___ Dataset
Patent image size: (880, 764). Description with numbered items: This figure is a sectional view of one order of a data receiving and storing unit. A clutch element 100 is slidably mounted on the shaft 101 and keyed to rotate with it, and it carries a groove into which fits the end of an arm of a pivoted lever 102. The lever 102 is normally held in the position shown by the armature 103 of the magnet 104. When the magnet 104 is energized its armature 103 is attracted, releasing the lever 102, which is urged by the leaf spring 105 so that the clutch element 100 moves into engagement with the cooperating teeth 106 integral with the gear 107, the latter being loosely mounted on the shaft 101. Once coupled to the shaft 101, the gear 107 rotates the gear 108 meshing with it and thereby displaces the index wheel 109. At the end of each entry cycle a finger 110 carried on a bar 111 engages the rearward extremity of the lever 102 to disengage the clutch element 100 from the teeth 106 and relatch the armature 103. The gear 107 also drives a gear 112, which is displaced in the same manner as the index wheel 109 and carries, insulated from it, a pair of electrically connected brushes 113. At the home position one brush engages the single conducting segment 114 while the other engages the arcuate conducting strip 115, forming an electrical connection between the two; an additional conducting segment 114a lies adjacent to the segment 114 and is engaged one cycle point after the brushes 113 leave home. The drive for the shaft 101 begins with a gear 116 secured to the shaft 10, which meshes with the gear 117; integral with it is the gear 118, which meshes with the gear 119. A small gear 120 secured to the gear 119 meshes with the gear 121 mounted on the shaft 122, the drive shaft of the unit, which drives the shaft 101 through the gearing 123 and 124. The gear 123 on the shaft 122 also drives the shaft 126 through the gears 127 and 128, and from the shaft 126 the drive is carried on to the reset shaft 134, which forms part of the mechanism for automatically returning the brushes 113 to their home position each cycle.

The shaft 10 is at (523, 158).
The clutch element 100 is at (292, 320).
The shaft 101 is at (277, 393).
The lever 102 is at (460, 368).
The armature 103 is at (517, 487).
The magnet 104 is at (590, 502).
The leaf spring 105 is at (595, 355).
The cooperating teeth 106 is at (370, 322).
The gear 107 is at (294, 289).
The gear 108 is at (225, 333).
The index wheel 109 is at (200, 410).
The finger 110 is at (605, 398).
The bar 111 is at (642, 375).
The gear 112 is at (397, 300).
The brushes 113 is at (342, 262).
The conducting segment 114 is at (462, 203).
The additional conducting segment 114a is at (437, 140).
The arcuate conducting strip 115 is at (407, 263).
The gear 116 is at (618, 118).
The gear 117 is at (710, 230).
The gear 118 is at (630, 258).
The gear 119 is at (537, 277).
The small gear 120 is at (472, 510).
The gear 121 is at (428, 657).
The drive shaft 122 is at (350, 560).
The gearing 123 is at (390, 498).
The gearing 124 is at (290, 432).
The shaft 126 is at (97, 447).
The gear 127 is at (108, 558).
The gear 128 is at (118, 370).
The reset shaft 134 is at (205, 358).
______
■ **Directions for this task**: Print each line of the records above verbatim and in the same order, omitting none.

■ **Exercise result**:
Patent image size: (880, 764). Description with numbered items: This figure is a sectional view of one order of a data receiving and storing unit. A clutch element 100 is slidably mounted on the shaft 101 and keyed to rotate with it, and it carries a groove into which fits the end of an arm of a pivoted lever 102. The lever 102 is normally held in the position shown by the armature 103 of the magnet 104. When the magnet 104 is energized its armature 103 is attracted, releasing the lever 102, which is urged by the leaf spring 105 so that the clutch element 100 moves into engagement with the cooperating teeth 106 integral with the gear 107, the latter being loosely mounted on the shaft 101. Once coupled to the shaft 101, the gear 107 rotates the gear 108 meshing with it and thereby displaces the index wheel 109. At the end of each entry cycle a finger 110 carried on a bar 111 engages the rearward extremity of the lever 102 to disengage the clutch element 100 from the teeth 106 and relatch the armature 103. The gear 107 also drives a gear 112, which is displaced in the same manner as the index wheel 109 and carries, insulated from it, a pair of electrically connected brushes 113. At the home position one brush engages the single conducting segment 114 while the other engages the arcuate conducting strip 115, forming an electrical connection between the two; an additional conducting segment 114a lies adjacent to the segment 114 and is engaged one cycle point after the brushes 113 leave home. The drive for the shaft 101 begins with a gear 116 secured to the shaft 10, which meshes with the gear 117; integral with it is the gear 118, which meshes with the gear 119. A small gear 120 secured to the gear 119 meshes with the gear 121 mounted on the shaft 122, the drive shaft of the unit, which drives the shaft 101 through the gearing 123 and 124. The gear 123 on the shaft 122 also drives the shaft 126 through the gears 127 and 128, and from the shaft 126 the drive is carried on to the reset shaft 134, which forms part of the mechanism for automatically returning the brushes 113 to their home position each cycle.

The shaft 10 is at (523, 158).
The clutch element 100 is at (292, 320).
The shaft 101 is at (277, 393).
The lever 102 is at (460, 368).
The armature 103 is at (517, 487).
The magnet 104 is at (590, 502).
The leaf spring 105 is at (595, 355).
The cooperating teeth 106 is at (370, 322).
The gear 107 is at (294, 289).
The gear 108 is at (225, 333).
The index wheel 109 is at (200, 410).
The finger 110 is at (605, 398).
The bar 111 is at (642, 375).
The gear 112 is at (397, 300).
The brushes 113 is at (342, 262).
The conducting segment 114 is at (462, 203).
The additional conducting segment 114a is at (437, 140).
The arcuate conducting strip 115 is at (407, 263).
The gear 116 is at (618, 118).
The gear 117 is at (710, 230).
The gear 118 is at (630, 258).
The gear 119 is at (537, 277).
The small gear 120 is at (472, 510).
The gear 121 is at (428, 657).
The drive shaft 122 is at (350, 560).
The gearing 123 is at (390, 498).
The gearing 124 is at (290, 432).
The shaft 126 is at (97, 447).
The gear 127 is at (108, 558).
The gear 128 is at (118, 370).
The reset shaft 134 is at (205, 358).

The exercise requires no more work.